Return the whole listing, line for line, without the pictures in it.

╭─ Data provided

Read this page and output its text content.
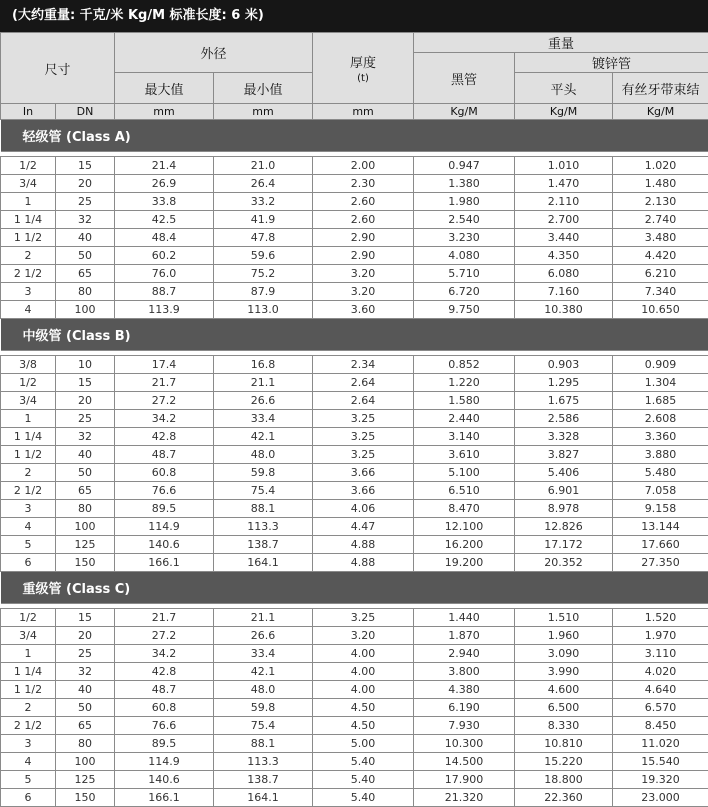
(大约重量: 千克/米 Kg/M 标准长度: 6 米)
尺寸		外径		厚度
(t)	重量		
					黑管	镀锌管	
		最大值	最小值			平头	有丝牙带束结
In	DN	mm	mm	mm	Kg/M	Kg/M	Kg/M
轻级管 (Class A)							

1/2	15	21.4	21.0	2.00	0.947	1.010	1.020
3/4	20	26.9	26.4	2.30	1.380	1.470	1.480
1	25	33.8	33.2	2.60	1.980	2.110	2.130
1 1/4	32	42.5	41.9	2.60	2.540	2.700	2.740
1 1/2	40	48.4	47.8	2.90	3.230	3.440	3.480
2	50	60.2	59.6	2.90	4.080	4.350	4.420
2 1/2	65	76.0	75.2	3.20	5.710	6.080	6.210
3	80	88.7	87.9	3.20	6.720	7.160	7.340
4	100	113.9	113.0	3.60	9.750	10.380	10.650
中级管 (Class B)							

3/8	10	17.4	16.8	2.34	0.852	0.903	0.909
1/2	15	21.7	21.1	2.64	1.220	1.295	1.304
3/4	20	27.2	26.6	2.64	1.580	1.675	1.685
1	25	34.2	33.4	3.25	2.440	2.586	2.608
1 1/4	32	42.8	42.1	3.25	3.140	3.328	3.360
1 1/2	40	48.7	48.0	3.25	3.610	3.827	3.880
2	50	60.8	59.8	3.66	5.100	5.406	5.480
2 1/2	65	76.6	75.4	3.66	6.510	6.901	7.058
3	80	89.5	88.1	4.06	8.470	8.978	9.158
4	100	114.9	113.3	4.47	12.100	12.826	13.144
5	125	140.6	138.7	4.88	16.200	17.172	17.660
6	150	166.1	164.1	4.88	19.200	20.352	27.350
重级管 (Class C)							

1/2	15	21.7	21.1	3.25	1.440	1.510	1.520
3/4	20	27.2	26.6	3.20	1.870	1.960	1.970
1	25	34.2	33.4	4.00	2.940	3.090	3.110
1 1/4	32	42.8	42.1	4.00	3.800	3.990	4.020
1 1/2	40	48.7	48.0	4.00	4.380	4.600	4.640
2	50	60.8	59.8	4.50	6.190	6.500	6.570
2 1/2	65	76.6	75.4	4.50	7.930	8.330	8.450
3	80	89.5	88.1	5.00	10.300	10.810	11.020
4	100	114.9	113.3	5.40	14.500	15.220	15.540
5	125	140.6	138.7	5.40	17.900	18.800	19.320
6	150	166.1	164.1	5.40	21.320	22.360	23.000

╰─

The solution
Read this page and output its text content.
(大约重量: 千克/米 Kg/M 标准长度: 6 米)
尺寸		外径		厚度
(t)	重量		
					黑管	镀锌管	
		最大值	最小值			平头	有丝牙带束结
In	DN	mm	mm	mm	Kg/M	Kg/M	Kg/M
轻级管 (Class A)							

1/2	15	21.4	21.0	2.00	0.947	1.010	1.020
3/4	20	26.9	26.4	2.30	1.380	1.470	1.480
1	25	33.8	33.2	2.60	1.980	2.110	2.130
1 1/4	32	42.5	41.9	2.60	2.540	2.700	2.740
1 1/2	40	48.4	47.8	2.90	3.230	3.440	3.480
2	50	60.2	59.6	2.90	4.080	4.350	4.420
2 1/2	65	76.0	75.2	3.20	5.710	6.080	6.210
3	80	88.7	87.9	3.20	6.720	7.160	7.340
4	100	113.9	113.0	3.60	9.750	10.380	10.650
中级管 (Class B)							

3/8	10	17.4	16.8	2.34	0.852	0.903	0.909
1/2	15	21.7	21.1	2.64	1.220	1.295	1.304
3/4	20	27.2	26.6	2.64	1.580	1.675	1.685
1	25	34.2	33.4	3.25	2.440	2.586	2.608
1 1/4	32	42.8	42.1	3.25	3.140	3.328	3.360
1 1/2	40	48.7	48.0	3.25	3.610	3.827	3.880
2	50	60.8	59.8	3.66	5.100	5.406	5.480
2 1/2	65	76.6	75.4	3.66	6.510	6.901	7.058
3	80	89.5	88.1	4.06	8.470	8.978	9.158
4	100	114.9	113.3	4.47	12.100	12.826	13.144
5	125	140.6	138.7	4.88	16.200	17.172	17.660
6	150	166.1	164.1	4.88	19.200	20.352	27.350
重级管 (Class C)							

1/2	15	21.7	21.1	3.25	1.440	1.510	1.520
3/4	20	27.2	26.6	3.20	1.870	1.960	1.970
1	25	34.2	33.4	4.00	2.940	3.090	3.110
1 1/4	32	42.8	42.1	4.00	3.800	3.990	4.020
1 1/2	40	48.7	48.0	4.00	4.380	4.600	4.640
2	50	60.8	59.8	4.50	6.190	6.500	6.570
2 1/2	65	76.6	75.4	4.50	7.930	8.330	8.450
3	80	89.5	88.1	5.00	10.300	10.810	11.020
4	100	114.9	113.3	5.40	14.500	15.220	15.540
5	125	140.6	138.7	5.40	17.900	18.800	19.320
6	150	166.1	164.1	5.40	21.320	22.360	23.000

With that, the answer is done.